■ Goal of the exercise:
Output the whole listing exactly, with no pictures.

■ The input:
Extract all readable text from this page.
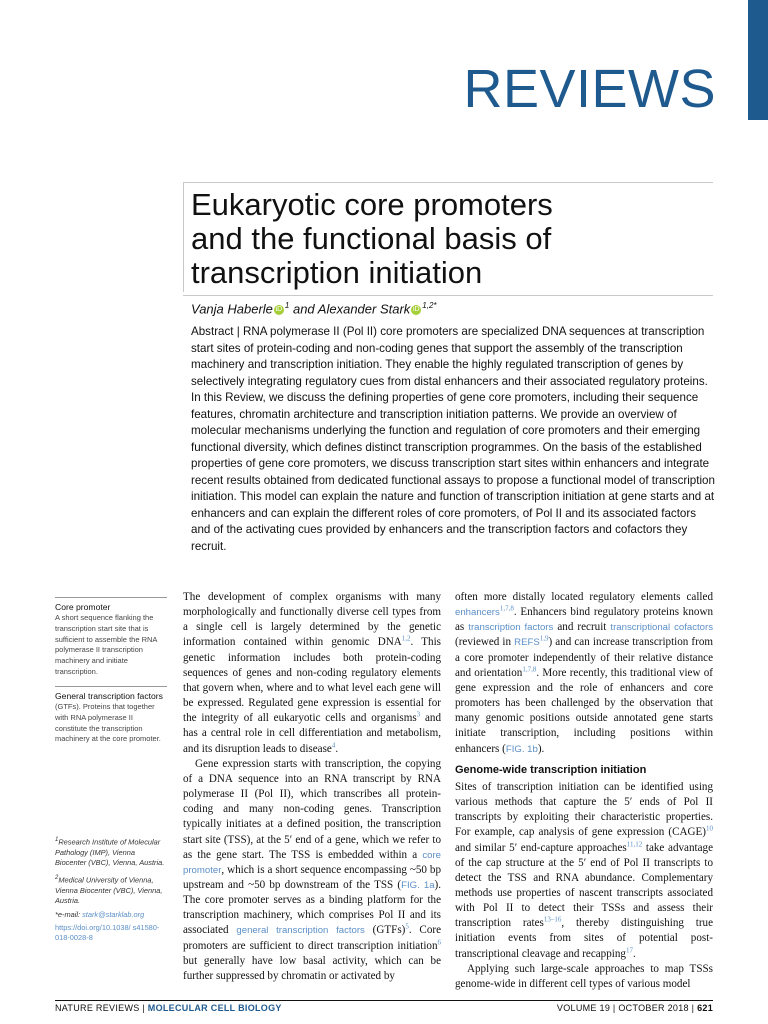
REVIEWS
Eukaryotic core promoters
and the functional basis of
transcription initiation
Vanja Haberle iD $^1$ and Alexander Stark iD $^{1,2*}$

Abstract | RNA polymerase II (Pol II) core promoters are specialized DNA sequences at transcription start sites of protein-coding and non-coding genes that support the assembly of the transcription machinery and transcription initiation. They enable the highly regulated transcription of genes by selectively integrating regulatory cues from distal enhancers and their associated regulatory proteins. In this Review, we discuss the defining properties of gene core promoters, including their sequence features, chromatin architecture and transcription initiation patterns. We provide an overview of molecular mechanisms underlying the function and regulation of core promoters and their emerging functional diversity, which defines distinct transcription programmes. On the basis of the established properties of gene core promoters, we discuss transcription start sites within enhancers and integrate recent results obtained from dedicated functional assays to propose a functional model of transcription initiation. This model can explain the nature and function of transcription initiation at gene starts and at enhancers and can explain the different roles of core promoters, of Pol II and its associated factors and of the activating cues provided by enhancers and the transcription factors and cofactors they recruit.

Core promoter
A short sequence flanking the transcription start site that is sufficient to assemble the RNA polymerase II transcription machinery and initiate transcription.
General transcription factors
(GTFs). Proteins that together with RNA polymerase II constitute the transcription machinery at the core promoter.
$^1$Research Institute of Molecular Pathology (IMP), Vienna Biocenter (VBC), Vienna, Austria.
$^2$Medical University of Vienna, Vienna Biocenter (VBC), Vienna, Austria.
*e-mail: stark@starklab.org
https://doi.org/10.1038/ s41580-018-0028-8

The development of complex organisms with many morphologically and functionally diverse cell types from a single cell is largely determined by the genetic information contained within genomic DNA$^{1,2}$. This genetic information includes both protein-coding sequences of genes and non-coding regulatory elements that govern when, where and to what level each gene will be expressed. Regulated gene expression is essential for the integrity of all eukaryotic cells and organisms$^3$ and has a central role in cell differentiation and metabolism, and its disruption leads to disease$^4$.

Gene expression starts with transcription, the copying of a DNA sequence into an RNA transcript by RNA polymerase II (Pol II), which transcribes all protein-coding and many non-coding genes. Transcription typically initiates at a defined position, the transcription start site (TSS), at the 5′ end of a gene, which we refer to as the gene start. The TSS is embedded within a core promoter, which is a short sequence encompassing ~50 bp upstream and ~50 bp downstream of the TSS (FIG. 1a). The core promoter serves as a binding platform for the transcription machinery, which comprises Pol II and its associated general transcription factors (GTFs)$^5$. Core promoters are sufficient to direct transcription initiation$^6$ but generally have low basal activity, which can be further suppressed by chromatin or activated by

often more distally located regulatory elements called enhancers$^{1,7,8}$. Enhancers bind regulatory proteins known as transcription factors and recruit transcriptional cofactors (reviewed in REFS$^{1,9}$) and can increase transcription from a core promoter independently of their relative distance and orientation$^{1,7,8}$. More recently, this traditional view of gene expression and the role of enhancers and core promoters has been challenged by the observation that many genomic positions outside annotated gene starts initiate transcription, including positions within enhancers (FIG. 1b).

Genome-wide transcription initiation

Sites of transcription initiation can be identified using various methods that capture the 5′ ends of Pol II transcripts by exploiting their characteristic properties. For example, cap analysis of gene expression (CAGE)$^{10}$ and similar 5′ end-capture approaches$^{11,12}$ take advantage of the cap structure at the 5′ end of Pol II transcripts to detect the TSS and RNA abundance. Complementary methods use properties of nascent transcripts associated with Pol II to detect their TSSs and assess their transcription rates$^{13-16}$, thereby distinguishing true initiation events from sites of potential post-transcriptional cleavage and recapping$^{17}$.

Applying such large-scale approaches to map TSSs genome-wide in different cell types of various model

NATURE REVIEWS | MOLECULAR CELL BIOLOGY	VOLUME 19 | OCTOBER 2018 | 621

■ Solution for this problem:
Extract all readable text from this page.
REVIEWS
Eukaryotic core promoters
and the functional basis of
transcription initiation
Vanja Haberle iD $^1$ and Alexander Stark iD $^{1,2*}$

Abstract | RNA polymerase II (Pol II) core promoters are specialized DNA sequences at transcription start sites of protein-coding and non-coding genes that support the assembly of the transcription machinery and transcription initiation. They enable the highly regulated transcription of genes by selectively integrating regulatory cues from distal enhancers and their associated regulatory proteins. In this Review, we discuss the defining properties of gene core promoters, including their sequence features, chromatin architecture and transcription initiation patterns. We provide an overview of molecular mechanisms underlying the function and regulation of core promoters and their emerging functional diversity, which defines distinct transcription programmes. On the basis of the established properties of gene core promoters, we discuss transcription start sites within enhancers and integrate recent results obtained from dedicated functional assays to propose a functional model of transcription initiation. This model can explain the nature and function of transcription initiation at gene starts and at enhancers and can explain the different roles of core promoters, of Pol II and its associated factors and of the activating cues provided by enhancers and the transcription factors and cofactors they recruit.

Core promoter
A short sequence flanking the transcription start site that is sufficient to assemble the RNA polymerase II transcription machinery and initiate transcription.
General transcription factors
(GTFs). Proteins that together with RNA polymerase II constitute the transcription machinery at the core promoter.
$^1$Research Institute of Molecular Pathology (IMP), Vienna Biocenter (VBC), Vienna, Austria.
$^2$Medical University of Vienna, Vienna Biocenter (VBC), Vienna, Austria.
*e-mail: stark@starklab.org
https://doi.org/10.1038/ s41580-018-0028-8

The development of complex organisms with many morphologically and functionally diverse cell types from a single cell is largely determined by the genetic information contained within genomic DNA$^{1,2}$. This genetic information includes both protein-coding sequences of genes and non-coding regulatory elements that govern when, where and to what level each gene will be expressed. Regulated gene expression is essential for the integrity of all eukaryotic cells and organisms$^3$ and has a central role in cell differentiation and metabolism, and its disruption leads to disease$^4$.

Gene expression starts with transcription, the copying of a DNA sequence into an RNA transcript by RNA polymerase II (Pol II), which transcribes all protein-coding and many non-coding genes. Transcription typically initiates at a defined position, the transcription start site (TSS), at the 5′ end of a gene, which we refer to as the gene start. The TSS is embedded within a core promoter, which is a short sequence encompassing ~50 bp upstream and ~50 bp downstream of the TSS (FIG. 1a). The core promoter serves as a binding platform for the transcription machinery, which comprises Pol II and its associated general transcription factors (GTFs)$^5$. Core promoters are sufficient to direct transcription initiation$^6$ but generally have low basal activity, which can be further suppressed by chromatin or activated by

often more distally located regulatory elements called enhancers$^{1,7,8}$. Enhancers bind regulatory proteins known as transcription factors and recruit transcriptional cofactors (reviewed in REFS$^{1,9}$) and can increase transcription from a core promoter independently of their relative distance and orientation$^{1,7,8}$. More recently, this traditional view of gene expression and the role of enhancers and core promoters has been challenged by the observation that many genomic positions outside annotated gene starts initiate transcription, including positions within enhancers (FIG. 1b).

Genome-wide transcription initiation

Sites of transcription initiation can be identified using various methods that capture the 5′ ends of Pol II transcripts by exploiting their characteristic properties. For example, cap analysis of gene expression (CAGE)$^{10}$ and similar 5′ end-capture approaches$^{11,12}$ take advantage of the cap structure at the 5′ end of Pol II transcripts to detect the TSS and RNA abundance. Complementary methods use properties of nascent transcripts associated with Pol II to detect their TSSs and assess their transcription rates$^{13-16}$, thereby distinguishing true initiation events from sites of potential post-transcriptional cleavage and recapping$^{17}$.

Applying such large-scale approaches to map TSSs genome-wide in different cell types of various model

NATURE REVIEWS | MOLECULAR CELL BIOLOGY	VOLUME 19 | OCTOBER 2018 | 621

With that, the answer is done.